* begin INPUT FOR THIS TASK *

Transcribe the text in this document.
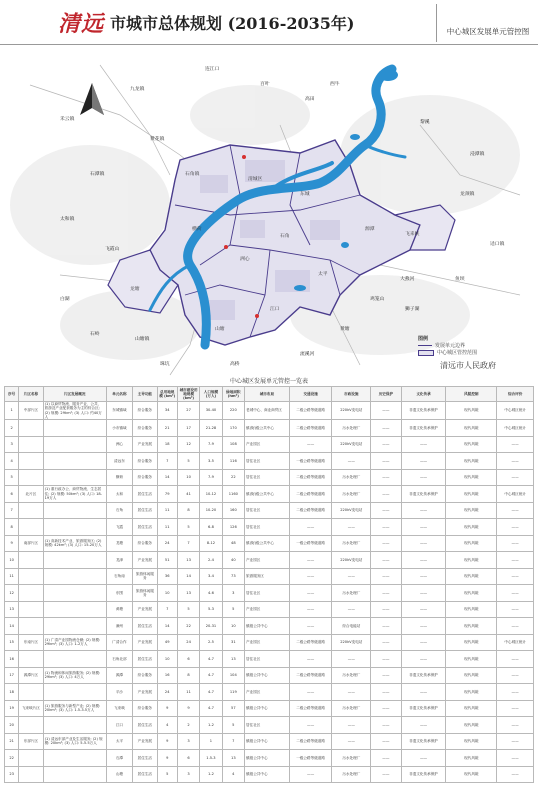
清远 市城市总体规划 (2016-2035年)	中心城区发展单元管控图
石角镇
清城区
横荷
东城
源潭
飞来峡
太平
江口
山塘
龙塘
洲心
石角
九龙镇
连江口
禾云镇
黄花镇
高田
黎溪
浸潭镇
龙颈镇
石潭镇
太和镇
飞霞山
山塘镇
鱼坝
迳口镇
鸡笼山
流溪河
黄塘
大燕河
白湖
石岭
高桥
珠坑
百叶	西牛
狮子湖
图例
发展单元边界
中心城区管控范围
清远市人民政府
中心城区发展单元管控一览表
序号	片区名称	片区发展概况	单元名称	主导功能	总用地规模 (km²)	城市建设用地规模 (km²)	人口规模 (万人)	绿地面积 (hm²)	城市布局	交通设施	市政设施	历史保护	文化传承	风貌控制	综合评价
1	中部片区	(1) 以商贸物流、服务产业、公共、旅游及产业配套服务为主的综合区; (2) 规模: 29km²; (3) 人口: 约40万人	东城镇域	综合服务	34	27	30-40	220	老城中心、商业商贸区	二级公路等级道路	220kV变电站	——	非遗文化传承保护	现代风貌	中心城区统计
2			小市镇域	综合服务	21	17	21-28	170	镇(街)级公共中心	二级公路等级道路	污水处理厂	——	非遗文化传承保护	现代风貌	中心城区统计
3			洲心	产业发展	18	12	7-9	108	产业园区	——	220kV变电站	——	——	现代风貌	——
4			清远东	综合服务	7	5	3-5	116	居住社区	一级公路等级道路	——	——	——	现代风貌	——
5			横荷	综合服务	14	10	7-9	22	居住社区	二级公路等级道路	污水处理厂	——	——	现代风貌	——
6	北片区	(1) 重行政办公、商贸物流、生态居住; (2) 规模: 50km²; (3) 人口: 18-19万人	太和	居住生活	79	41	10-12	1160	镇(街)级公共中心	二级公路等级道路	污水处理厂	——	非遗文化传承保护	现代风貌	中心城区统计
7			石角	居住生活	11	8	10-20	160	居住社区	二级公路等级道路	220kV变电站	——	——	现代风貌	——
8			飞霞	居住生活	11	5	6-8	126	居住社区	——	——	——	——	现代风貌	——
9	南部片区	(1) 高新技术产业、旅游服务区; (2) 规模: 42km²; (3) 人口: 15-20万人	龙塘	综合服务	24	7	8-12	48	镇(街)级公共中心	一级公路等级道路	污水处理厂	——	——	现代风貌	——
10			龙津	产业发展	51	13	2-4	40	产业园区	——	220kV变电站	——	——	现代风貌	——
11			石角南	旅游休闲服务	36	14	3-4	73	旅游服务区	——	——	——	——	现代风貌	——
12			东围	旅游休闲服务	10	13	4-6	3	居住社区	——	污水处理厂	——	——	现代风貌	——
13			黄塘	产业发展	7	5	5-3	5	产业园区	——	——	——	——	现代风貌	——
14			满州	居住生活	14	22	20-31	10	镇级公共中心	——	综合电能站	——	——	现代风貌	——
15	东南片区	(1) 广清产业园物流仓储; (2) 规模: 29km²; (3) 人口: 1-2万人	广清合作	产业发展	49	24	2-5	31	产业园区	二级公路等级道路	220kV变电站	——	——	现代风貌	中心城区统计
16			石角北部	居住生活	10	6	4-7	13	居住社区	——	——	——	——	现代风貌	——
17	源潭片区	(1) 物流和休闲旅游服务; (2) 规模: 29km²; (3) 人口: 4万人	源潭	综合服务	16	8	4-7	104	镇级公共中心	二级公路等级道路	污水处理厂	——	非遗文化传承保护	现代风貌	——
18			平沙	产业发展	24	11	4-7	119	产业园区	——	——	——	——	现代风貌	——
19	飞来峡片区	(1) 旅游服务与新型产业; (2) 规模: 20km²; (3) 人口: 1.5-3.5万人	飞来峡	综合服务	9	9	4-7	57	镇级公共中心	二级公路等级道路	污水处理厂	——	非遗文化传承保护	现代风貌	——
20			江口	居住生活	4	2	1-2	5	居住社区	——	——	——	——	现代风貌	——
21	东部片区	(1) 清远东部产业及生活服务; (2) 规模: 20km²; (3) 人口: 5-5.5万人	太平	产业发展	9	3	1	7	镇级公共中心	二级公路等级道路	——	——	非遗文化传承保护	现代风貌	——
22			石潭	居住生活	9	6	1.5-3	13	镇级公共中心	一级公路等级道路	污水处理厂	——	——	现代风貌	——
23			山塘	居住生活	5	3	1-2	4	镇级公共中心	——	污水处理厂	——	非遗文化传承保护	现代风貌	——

* end INPUT FOR THIS TASK *
* begin INPUT FOR THIS TASK *

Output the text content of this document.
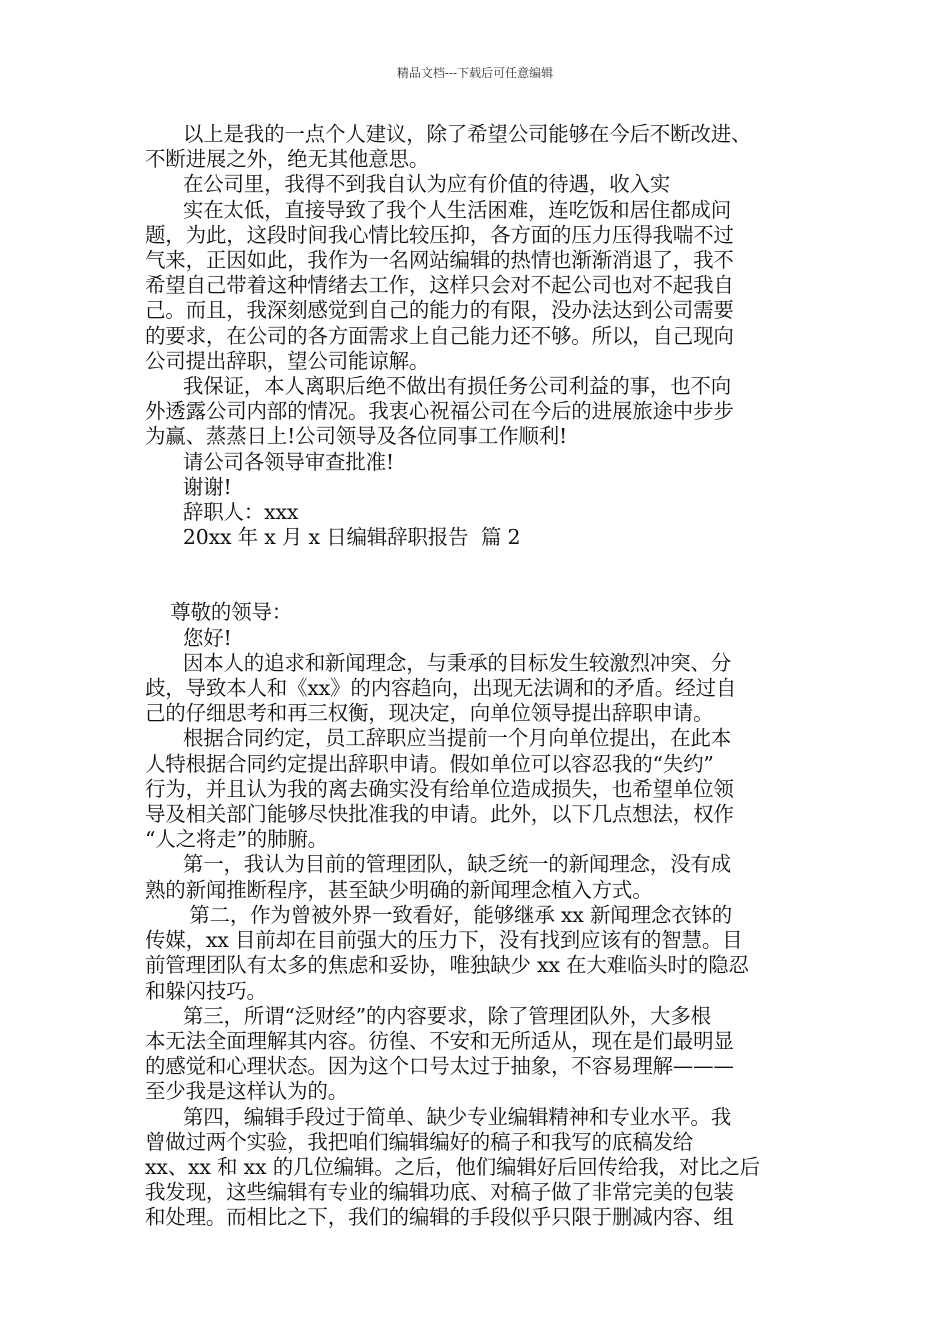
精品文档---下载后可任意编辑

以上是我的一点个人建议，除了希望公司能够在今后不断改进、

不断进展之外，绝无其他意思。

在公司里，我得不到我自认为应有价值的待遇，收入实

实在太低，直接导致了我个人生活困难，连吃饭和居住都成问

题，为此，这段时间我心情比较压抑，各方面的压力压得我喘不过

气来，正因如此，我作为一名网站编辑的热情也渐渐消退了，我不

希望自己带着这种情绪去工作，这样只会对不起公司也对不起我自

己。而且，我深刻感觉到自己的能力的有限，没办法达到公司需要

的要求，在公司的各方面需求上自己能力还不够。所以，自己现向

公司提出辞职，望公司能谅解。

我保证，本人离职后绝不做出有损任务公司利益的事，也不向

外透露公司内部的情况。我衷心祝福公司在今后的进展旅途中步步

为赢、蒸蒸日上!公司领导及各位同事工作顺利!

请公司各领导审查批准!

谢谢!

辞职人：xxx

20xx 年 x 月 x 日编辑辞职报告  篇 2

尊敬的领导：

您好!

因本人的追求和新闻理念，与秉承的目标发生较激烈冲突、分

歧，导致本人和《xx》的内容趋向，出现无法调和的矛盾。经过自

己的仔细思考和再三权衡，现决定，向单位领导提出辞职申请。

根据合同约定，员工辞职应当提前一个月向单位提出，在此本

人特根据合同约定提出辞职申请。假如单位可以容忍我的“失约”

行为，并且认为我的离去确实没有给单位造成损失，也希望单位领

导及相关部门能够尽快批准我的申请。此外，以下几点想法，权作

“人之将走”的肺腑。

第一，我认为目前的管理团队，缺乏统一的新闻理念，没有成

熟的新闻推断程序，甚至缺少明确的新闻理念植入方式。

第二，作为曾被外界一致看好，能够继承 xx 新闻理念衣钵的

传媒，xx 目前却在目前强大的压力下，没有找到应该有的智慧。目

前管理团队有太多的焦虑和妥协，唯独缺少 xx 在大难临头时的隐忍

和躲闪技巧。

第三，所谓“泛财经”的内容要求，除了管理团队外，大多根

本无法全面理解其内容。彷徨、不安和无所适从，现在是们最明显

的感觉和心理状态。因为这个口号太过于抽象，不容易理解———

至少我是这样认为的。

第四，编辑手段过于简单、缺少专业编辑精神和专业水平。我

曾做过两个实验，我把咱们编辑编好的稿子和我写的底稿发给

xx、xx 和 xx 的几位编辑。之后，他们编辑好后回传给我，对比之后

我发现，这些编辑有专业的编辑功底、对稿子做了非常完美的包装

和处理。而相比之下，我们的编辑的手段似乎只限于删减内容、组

* end INPUT FOR THIS TASK *

TASK TO CARRY OUT = Using the records above, gather all lines where the string "居住生活" is present.

ANSWER IN FULL =
6	北片区	(1) 重行政办公、商贸物流、生态居住; (2) 规模: 50km²; (3) 人口: 18-19万人	太和	居住生活	79	41	10-12	1160	镇(街)级公共中心	二级公路等级道路	污水处理厂	——	非遗文化传承保护	现代风貌	中心城区统计
7			石角	居住生活	11	8	10-20	160	居住社区	二级公路等级道路	220kV变电站	——	——	现代风貌	——
8			飞霞	居住生活	11	5	6-8	126	居住社区	——	——	——	——	现代风貌	——
14			满州	居住生活	14	22	20-31	10	镇级公共中心	——	综合电能站	——	——	现代风貌	——
16			石角北部	居住生活	10	6	4-7	13	居住社区	——	——	——	——	现代风貌	——
20			江口	居住生活	4	2	1-2	5	居住社区	——	——	——	——	现代风貌	——
22			石潭	居住生活	9	6	1.5-3	13	镇级公共中心	一级公路等级道路	污水处理厂	——	——	现代风貌	——
23			山塘	居住生活	5	3	1-2	4	镇级公共中心	——	污水处理厂	——	非遗文化传承保护	现代风貌	——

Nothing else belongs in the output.